◆ Stated exercise ◆
Search the material for the string "JSON", then return every line where it is found.

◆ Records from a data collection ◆
[start]
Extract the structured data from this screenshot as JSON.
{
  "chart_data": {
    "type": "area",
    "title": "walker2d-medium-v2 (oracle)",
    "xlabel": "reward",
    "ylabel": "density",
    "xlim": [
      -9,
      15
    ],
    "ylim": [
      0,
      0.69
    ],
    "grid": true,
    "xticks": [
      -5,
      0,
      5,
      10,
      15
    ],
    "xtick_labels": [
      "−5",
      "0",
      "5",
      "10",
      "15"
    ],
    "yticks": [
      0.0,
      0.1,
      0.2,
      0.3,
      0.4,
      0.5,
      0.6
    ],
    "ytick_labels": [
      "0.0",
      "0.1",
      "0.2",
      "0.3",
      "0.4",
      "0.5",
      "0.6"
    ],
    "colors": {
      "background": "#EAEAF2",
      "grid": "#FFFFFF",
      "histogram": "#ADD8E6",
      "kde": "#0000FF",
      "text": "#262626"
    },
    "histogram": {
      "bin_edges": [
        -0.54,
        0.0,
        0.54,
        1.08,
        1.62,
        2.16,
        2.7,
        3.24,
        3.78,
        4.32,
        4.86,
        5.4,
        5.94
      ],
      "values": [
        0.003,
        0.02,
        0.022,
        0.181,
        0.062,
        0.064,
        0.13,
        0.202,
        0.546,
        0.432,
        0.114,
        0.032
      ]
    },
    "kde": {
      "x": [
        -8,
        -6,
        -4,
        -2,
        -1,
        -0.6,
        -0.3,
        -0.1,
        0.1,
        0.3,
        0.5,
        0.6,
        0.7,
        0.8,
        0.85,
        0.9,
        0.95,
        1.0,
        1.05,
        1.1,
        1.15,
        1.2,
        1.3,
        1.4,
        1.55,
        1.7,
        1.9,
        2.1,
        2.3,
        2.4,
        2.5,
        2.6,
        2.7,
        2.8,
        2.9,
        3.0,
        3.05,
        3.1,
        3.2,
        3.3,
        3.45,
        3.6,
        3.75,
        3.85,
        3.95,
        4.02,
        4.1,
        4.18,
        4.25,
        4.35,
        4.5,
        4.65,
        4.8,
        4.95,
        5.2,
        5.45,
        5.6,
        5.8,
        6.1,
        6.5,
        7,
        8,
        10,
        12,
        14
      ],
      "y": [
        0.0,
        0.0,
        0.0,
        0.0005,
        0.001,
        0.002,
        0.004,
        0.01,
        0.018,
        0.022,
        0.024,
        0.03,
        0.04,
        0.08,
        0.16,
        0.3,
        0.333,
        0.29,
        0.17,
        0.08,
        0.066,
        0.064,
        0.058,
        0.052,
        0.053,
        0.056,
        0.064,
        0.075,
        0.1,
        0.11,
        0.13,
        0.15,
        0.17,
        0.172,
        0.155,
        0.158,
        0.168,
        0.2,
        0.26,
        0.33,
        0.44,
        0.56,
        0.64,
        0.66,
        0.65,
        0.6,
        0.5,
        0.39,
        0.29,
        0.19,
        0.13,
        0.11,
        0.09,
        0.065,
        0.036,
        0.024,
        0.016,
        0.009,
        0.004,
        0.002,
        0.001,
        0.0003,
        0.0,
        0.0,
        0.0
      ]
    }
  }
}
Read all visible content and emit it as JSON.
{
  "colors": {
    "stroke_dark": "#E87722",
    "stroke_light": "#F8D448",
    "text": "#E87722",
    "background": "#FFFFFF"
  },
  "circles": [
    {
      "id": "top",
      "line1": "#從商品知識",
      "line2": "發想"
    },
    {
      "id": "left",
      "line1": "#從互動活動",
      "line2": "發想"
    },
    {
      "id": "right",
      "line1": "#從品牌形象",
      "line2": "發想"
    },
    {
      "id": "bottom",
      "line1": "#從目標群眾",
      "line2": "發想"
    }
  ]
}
[end]
◆ Correct result ◆
Extract the structured data from this screenshot as JSON.
Read all visible content and emit it as JSON.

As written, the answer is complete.